> **Raw records**
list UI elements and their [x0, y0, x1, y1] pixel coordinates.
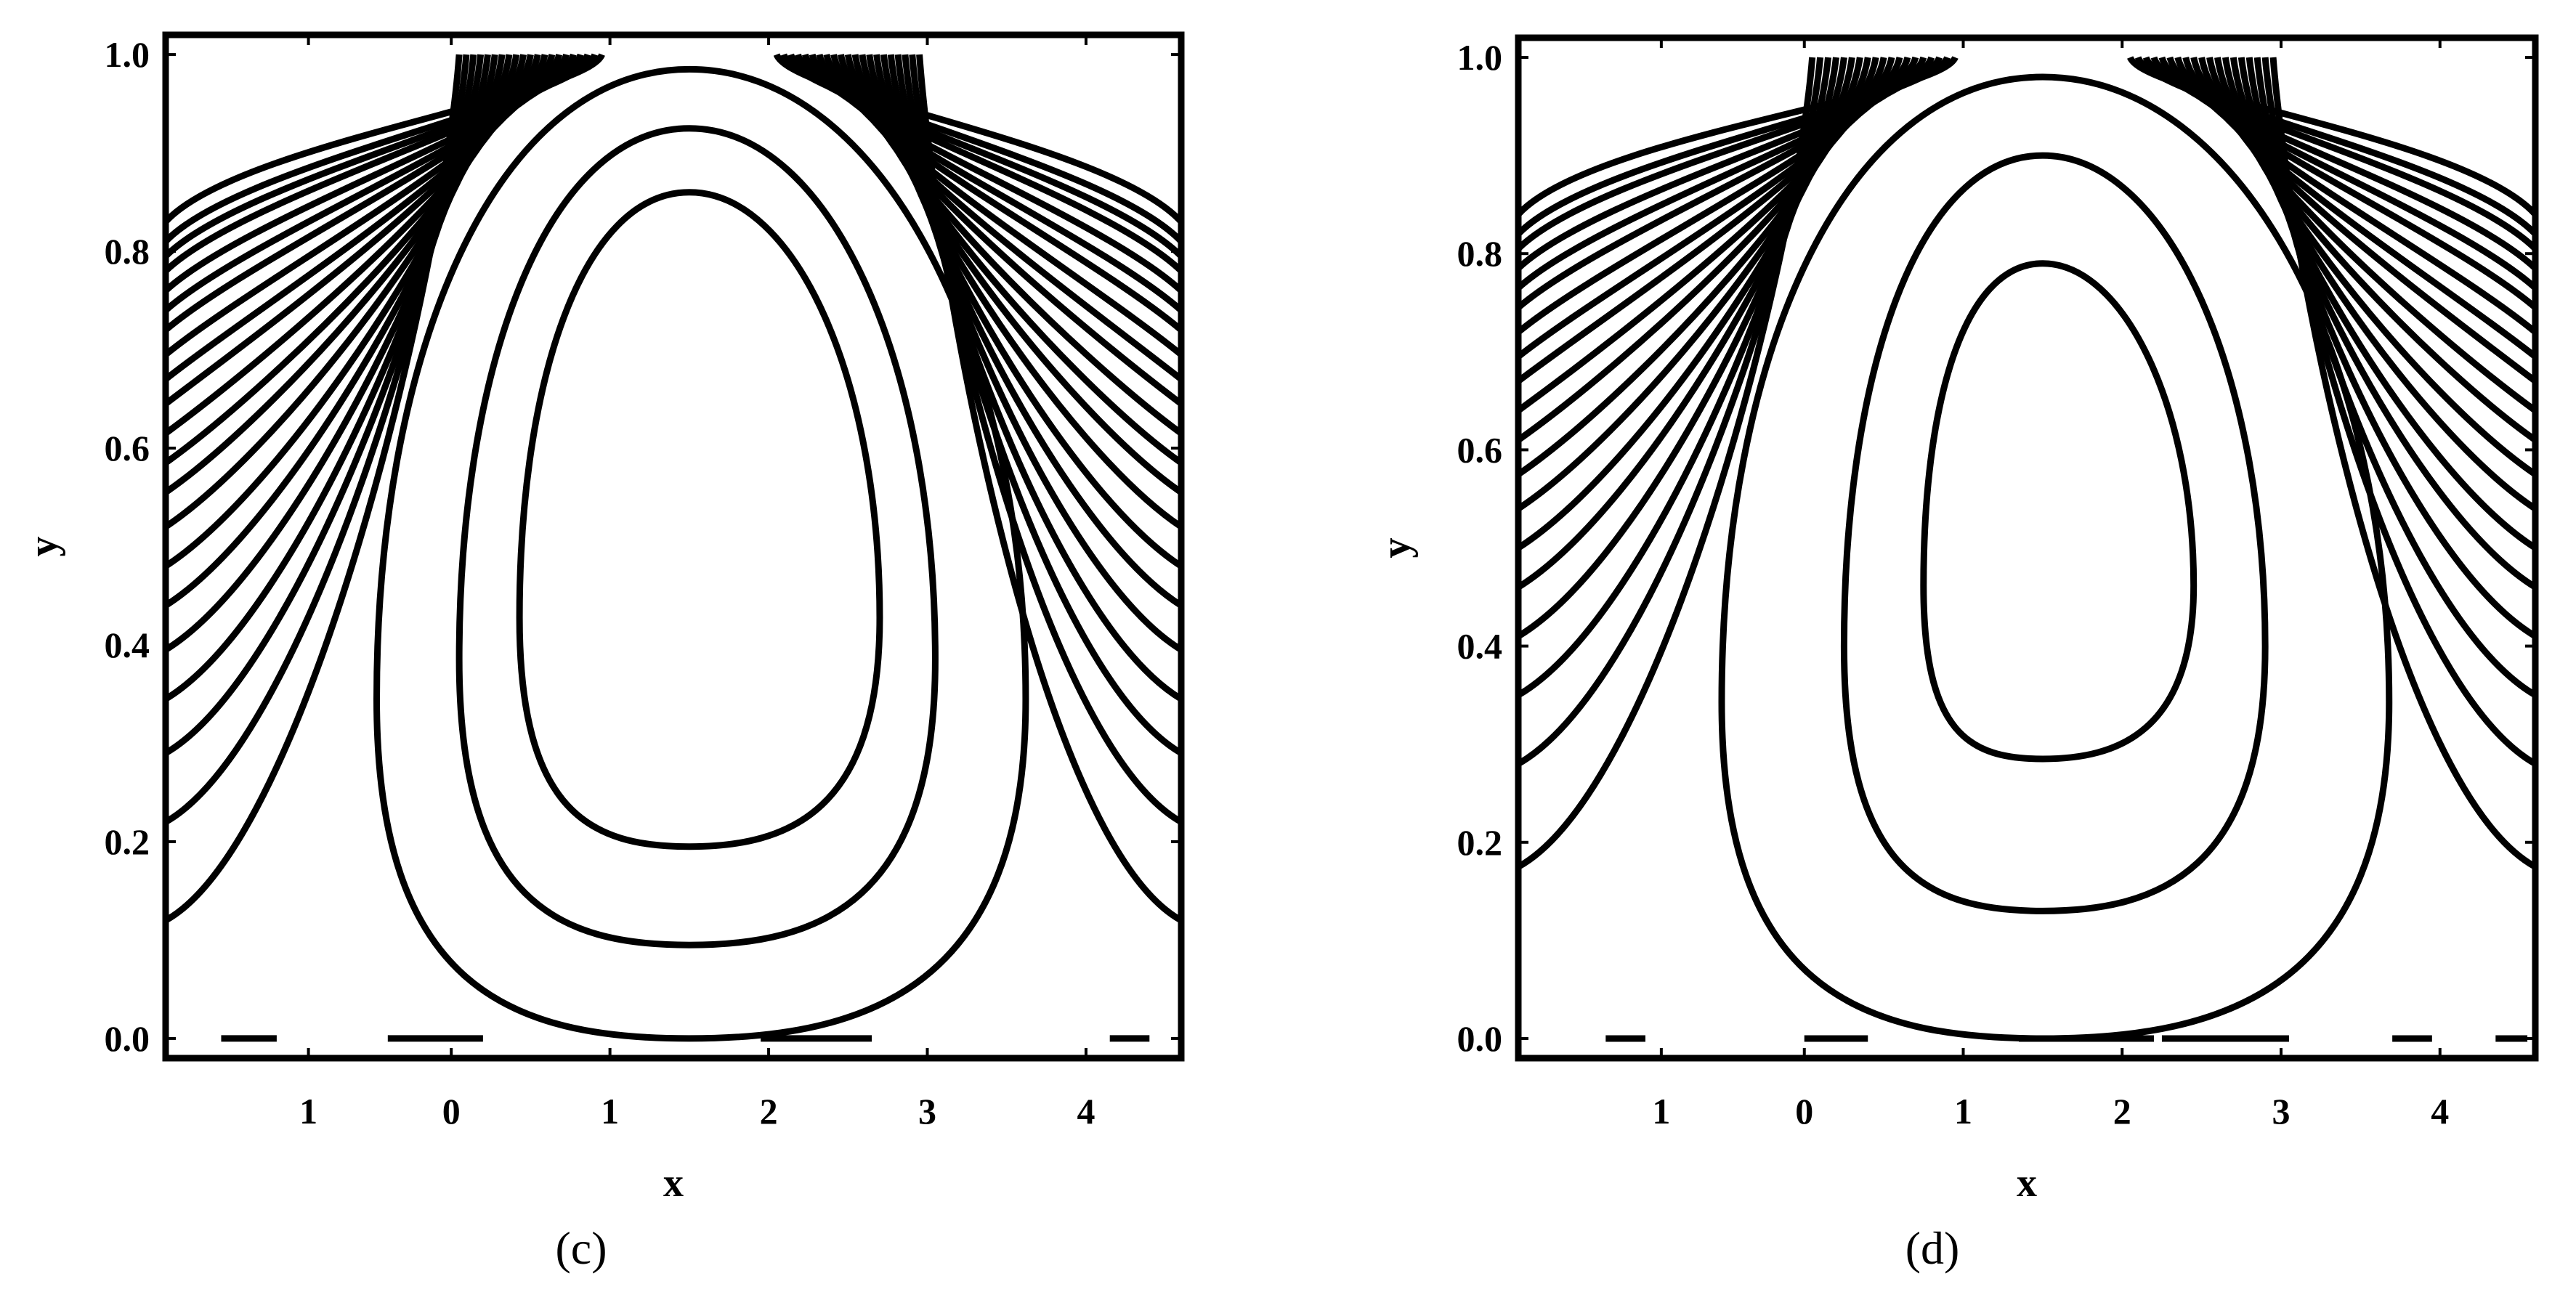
y-axis-label: y [1374, 538, 1419, 558]
y-tick-label: 0.6 [105, 428, 150, 468]
contour-lines [1518, 55, 2535, 1042]
x-tick-label: 2 [2113, 1091, 2131, 1131]
closed-contour-0 [1920, 260, 2198, 763]
x-tick-label: 3 [918, 1091, 936, 1131]
y-tick-label: 0.2 [105, 821, 150, 862]
x-tick-label: 4 [2431, 1091, 2449, 1131]
y-tick-label: 1.0 [105, 34, 150, 75]
y-tick-label: 0.4 [105, 625, 150, 665]
contour-panel-c: 0.0 0.2 0.4 0.6 0.8 1.0 1 0 1 2 3 4 x y (c) [21, 31, 1185, 1274]
x-tick-label: 1 [1954, 1091, 1972, 1131]
y-tick-label: 0.2 [1457, 822, 1503, 863]
side-contour-left-20 [166, 52, 605, 224]
x-tick-label: 2 [760, 1091, 778, 1131]
y-tick-label: 0.8 [1457, 233, 1503, 274]
y-tick-label: 0.0 [1457, 1018, 1503, 1059]
y-axis-label: y [21, 537, 66, 557]
x-tick-label: 1 [1652, 1091, 1670, 1131]
closed-contour-1 [455, 125, 939, 948]
plot-frame [1515, 34, 2539, 1062]
y-tick-label: 0.0 [105, 1018, 150, 1059]
x-axis-label: x [2017, 1161, 2037, 1206]
x-axis-label: x [663, 1161, 684, 1206]
side-contour-right-18 [2127, 55, 2535, 217]
y-tick-label: 1.0 [1457, 37, 1503, 78]
panel-caption: (c) [555, 1222, 607, 1274]
side-contour-right-20 [773, 52, 1181, 224]
closed-contour-0 [516, 189, 883, 850]
panel-caption: (d) [1905, 1222, 1960, 1274]
contour-lines [166, 52, 1181, 1042]
x-tick-label: 1 [601, 1091, 619, 1131]
y-tick-label: 0.4 [1457, 626, 1503, 667]
x-tick-label: 0 [1795, 1091, 1813, 1131]
plot-frame [162, 31, 1185, 1062]
side-contour-left-18 [1518, 55, 1959, 217]
contour-panel-d: 0.0 0.2 0.4 0.6 0.8 1.0 1 0 1 2 3 4 x y (d) [1374, 34, 2539, 1274]
x-tick-label: 4 [1077, 1091, 1095, 1131]
y-tick-label: 0.6 [1457, 429, 1503, 470]
x-tick-label: 0 [442, 1091, 461, 1131]
closed-contour-1 [1840, 152, 2269, 914]
x-tick-label: 3 [2272, 1091, 2291, 1131]
x-tick-label: 1 [299, 1091, 317, 1131]
y-tick-label: 0.8 [105, 231, 150, 272]
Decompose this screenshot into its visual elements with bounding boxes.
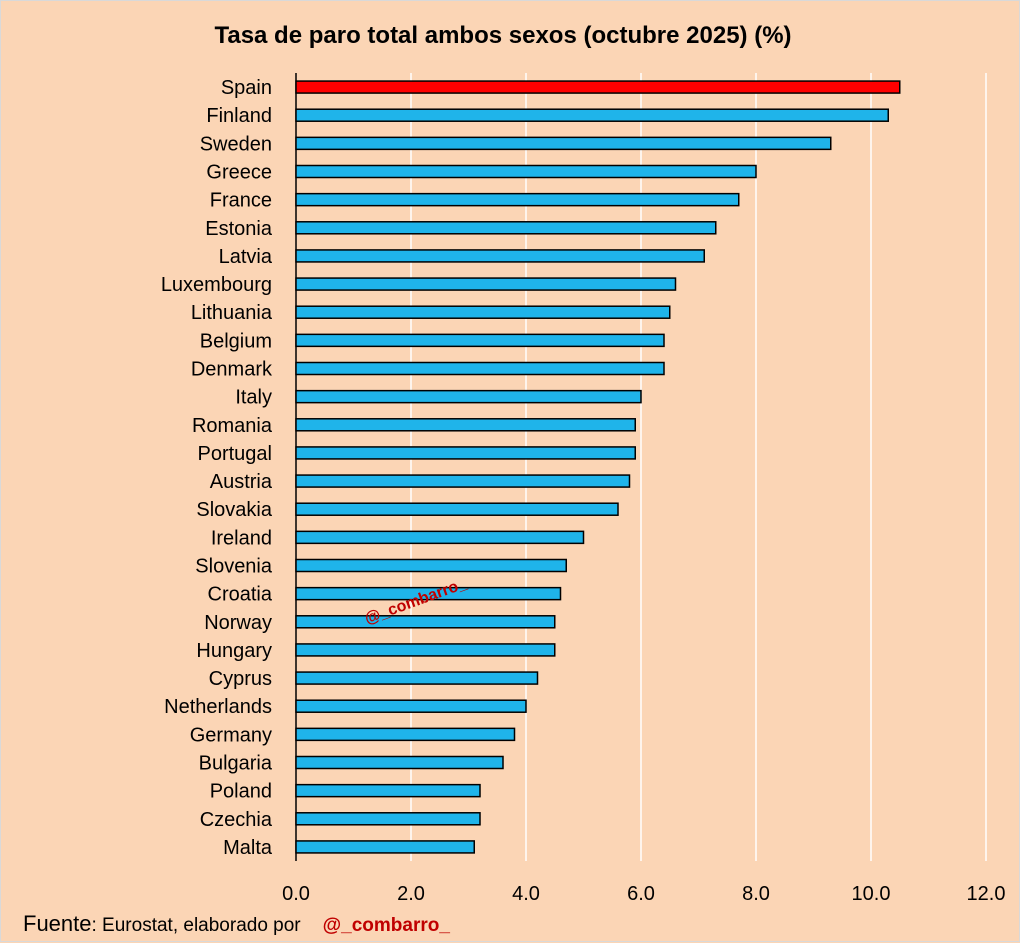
category-label: Greece [206,162,272,184]
bar [295,783,481,798]
bar [295,136,832,151]
bar [295,558,567,573]
bar [295,699,527,713]
bar [295,671,539,685]
bar [295,108,889,122]
category-label: Portugal [198,443,273,465]
category-label: Lithuania [191,302,273,324]
source-note: Fuente: Eurostat, elaborado por @_combarr… [23,911,450,937]
category-label: Cyprus [209,668,272,690]
bar [295,615,556,629]
bar [295,80,901,94]
category-label: Ireland [211,527,272,549]
category-label: Austria [210,471,273,493]
bar [295,277,677,291]
category-label: Netherlands [164,696,272,718]
bars [295,80,901,854]
category-label: Bulgaria [199,753,273,775]
gridlines [295,73,987,861]
category-label: Belgium [200,330,272,352]
category-labels: Spain Finland Sweden Greece France Estonia Lat… [161,77,273,859]
bar [295,840,475,854]
bar [295,249,705,263]
bar [295,221,717,235]
category-label: Romania [192,415,273,437]
bar [295,812,481,826]
category-label: Latvia [219,246,273,268]
x-tick-label: 2.0 [397,883,425,905]
bar [295,530,585,545]
category-label: Estonia [205,218,273,240]
bar [295,586,562,601]
chart-title: Tasa de paro total ambos sexos (octubre … [214,22,791,49]
category-label: Croatia [208,584,273,606]
category-label: Hungary [196,640,272,662]
bar [295,192,740,207]
bar [295,755,504,770]
x-tick-label: 4.0 [512,883,540,905]
category-label: Germany [190,724,272,746]
bar [295,361,665,376]
category-label: Luxembourg [161,274,272,296]
category-label: Finland [206,105,272,127]
category-label: Sweden [200,133,272,155]
bar [295,727,516,742]
category-label: Denmark [191,359,273,381]
x-tick-label: 0.0 [282,883,310,905]
x-tick-labels: 0.0 2.0 4.0 6.0 8.0 10.0 12.0 [282,883,1005,905]
bar [295,418,636,432]
bar [295,164,757,179]
bar [295,305,671,319]
bar [295,446,636,460]
category-label: Italy [235,387,272,409]
bar [295,389,642,404]
category-label: Slovakia [196,499,272,521]
bar [295,333,665,348]
category-label: France [210,190,272,212]
bar [295,643,556,657]
source-text: : Eurostat, elaborado por [91,915,301,936]
source-lead: Fuente [23,911,92,936]
category-label: Czechia [200,809,273,831]
x-tick-label: 10.0 [852,883,891,905]
bar [295,502,619,516]
category-label: Norway [204,612,272,634]
x-tick-label: 8.0 [742,883,770,905]
category-label: Spain [221,77,272,99]
source-handle: @_combarro_ [322,915,450,936]
x-tick-label: 6.0 [627,883,655,905]
category-label: Poland [210,781,272,803]
category-label: Slovenia [195,556,273,578]
x-tick-label: 12.0 [967,883,1006,905]
bar [295,474,631,488]
category-label: Malta [223,837,273,859]
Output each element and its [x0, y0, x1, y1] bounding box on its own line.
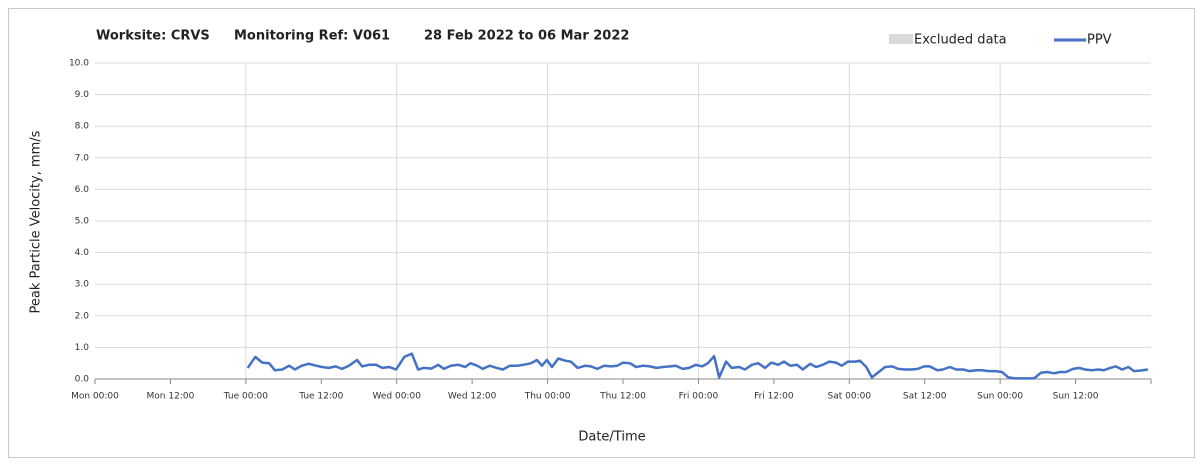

> **Set exercise**
Copy out every line above word for word, leaving out the pictures.

> **Answer to the exercise**
list UI elements and their [x0, y0, x1, y1] pixel coordinates.
y-axis-label: y [1374, 538, 1419, 558]
y-tick-label: 0.6 [105, 428, 150, 468]
contour-lines [1518, 55, 2535, 1042]
x-tick-label: 2 [2113, 1091, 2131, 1131]
closed-contour-0 [1920, 260, 2198, 763]
x-tick-label: 3 [918, 1091, 936, 1131]
y-tick-label: 0.2 [105, 821, 150, 862]
x-tick-label: 4 [2431, 1091, 2449, 1131]
y-tick-label: 1.0 [105, 34, 150, 75]
y-tick-label: 0.4 [105, 625, 150, 665]
contour-panel-c: 0.0 0.2 0.4 0.6 0.8 1.0 1 0 1 2 3 4 x y (c) [21, 31, 1185, 1274]
x-tick-label: 1 [1954, 1091, 1972, 1131]
y-tick-label: 0.2 [1457, 822, 1503, 863]
side-contour-left-20 [166, 52, 605, 224]
x-tick-label: 2 [760, 1091, 778, 1131]
y-tick-label: 0.8 [1457, 233, 1503, 274]
y-tick-label: 0.0 [1457, 1018, 1503, 1059]
y-axis-label: y [21, 537, 66, 557]
x-tick-label: 1 [1652, 1091, 1670, 1131]
closed-contour-1 [455, 125, 939, 948]
plot-frame [1515, 34, 2539, 1062]
y-tick-label: 0.0 [105, 1018, 150, 1059]
x-axis-label: x [2017, 1161, 2037, 1206]
x-axis-label: x [663, 1161, 684, 1206]
side-contour-right-18 [2127, 55, 2535, 217]
y-tick-label: 1.0 [1457, 37, 1503, 78]
panel-caption: (c) [555, 1222, 607, 1274]
side-contour-right-20 [773, 52, 1181, 224]
closed-contour-0 [516, 189, 883, 850]
panel-caption: (d) [1905, 1222, 1960, 1274]
contour-lines [166, 52, 1181, 1042]
x-tick-label: 1 [601, 1091, 619, 1131]
y-tick-label: 0.4 [1457, 626, 1503, 667]
x-tick-label: 0 [1795, 1091, 1813, 1131]
plot-frame [162, 31, 1185, 1062]
side-contour-left-18 [1518, 55, 1959, 217]
contour-panel-d: 0.0 0.2 0.4 0.6 0.8 1.0 1 0 1 2 3 4 x y (d) [1374, 34, 2539, 1274]
x-tick-label: 4 [1077, 1091, 1095, 1131]
y-tick-label: 0.6 [1457, 429, 1503, 470]
x-tick-label: 0 [442, 1091, 461, 1131]
closed-contour-1 [1840, 152, 2269, 914]
x-tick-label: 3 [2272, 1091, 2291, 1131]
x-tick-label: 1 [299, 1091, 317, 1131]
y-tick-label: 0.8 [105, 231, 150, 272]
Decompose this screenshot into its visual elements with bounding boxes.
category-label: Greece [206,162,272,184]
bar [295,783,481,798]
bar [295,136,832,151]
bar [295,558,567,573]
bar [295,699,527,713]
bar [295,671,539,685]
bar [295,108,889,122]
category-label: Portugal [198,443,273,465]
category-label: Lithuania [191,302,273,324]
source-note: Fuente: Eurostat, elaborado por @_combarr… [23,911,450,937]
category-label: Cyprus [209,668,272,690]
bar [295,615,556,629]
bar [295,80,901,94]
category-label: Ireland [211,527,272,549]
category-label: Austria [210,471,273,493]
bar [295,277,677,291]
category-label: Netherlands [164,696,272,718]
bars [295,80,901,854]
category-label: Bulgaria [199,753,273,775]
gridlines [295,73,987,861]
category-label: Belgium [200,330,272,352]
category-labels: Spain Finland Sweden Greece France Estonia Lat… [161,77,273,859]
bar [295,840,475,854]
bar [295,249,705,263]
bar [295,221,717,235]
category-label: Romania [192,415,273,437]
bar [295,812,481,826]
category-label: Latvia [219,246,273,268]
x-tick-label: 2.0 [397,883,425,905]
bar [295,530,585,545]
category-label: Estonia [205,218,273,240]
bar [295,586,562,601]
chart-title: Tasa de paro total ambos sexos (octubre … [214,22,791,49]
category-label: Croatia [208,584,273,606]
category-label: Hungary [196,640,272,662]
bar [295,192,740,207]
bar [295,755,504,770]
x-tick-label: 4.0 [512,883,540,905]
category-label: Germany [190,724,272,746]
bar [295,361,665,376]
category-label: Luxembourg [161,274,272,296]
category-label: Finland [206,105,272,127]
category-label: Sweden [200,133,272,155]
bar [295,727,516,742]
category-label: Denmark [191,359,273,381]
x-tick-label: 0.0 [282,883,310,905]
x-tick-labels: 0.0 2.0 4.0 6.0 8.0 10.0 12.0 [282,883,1005,905]
bar [295,418,636,432]
bar [295,164,757,179]
bar [295,305,671,319]
bar [295,446,636,460]
category-label: Italy [235,387,272,409]
bar [295,389,642,404]
category-label: Slovakia [196,499,272,521]
bar [295,333,665,348]
category-label: France [210,190,272,212]
bar [295,643,556,657]
source-text: : Eurostat, elaborado por [91,915,301,936]
source-lead: Fuente [23,911,92,936]
category-label: Czechia [200,809,273,831]
x-tick-label: 10.0 [852,883,891,905]
bar [295,502,619,516]
category-label: Norway [204,612,272,634]
x-tick-label: 8.0 [742,883,770,905]
category-label: Spain [221,77,272,99]
source-handle: @_combarro_ [322,915,450,936]
x-tick-label: 6.0 [627,883,655,905]
category-label: Poland [210,781,272,803]
category-label: Slovenia [195,556,273,578]
x-tick-label: 12.0 [967,883,1006,905]
bar [295,474,631,488]
category-label: Malta [223,837,273,859]
Output each element and its [x0, y0, x1, y1] bounding box on its own line.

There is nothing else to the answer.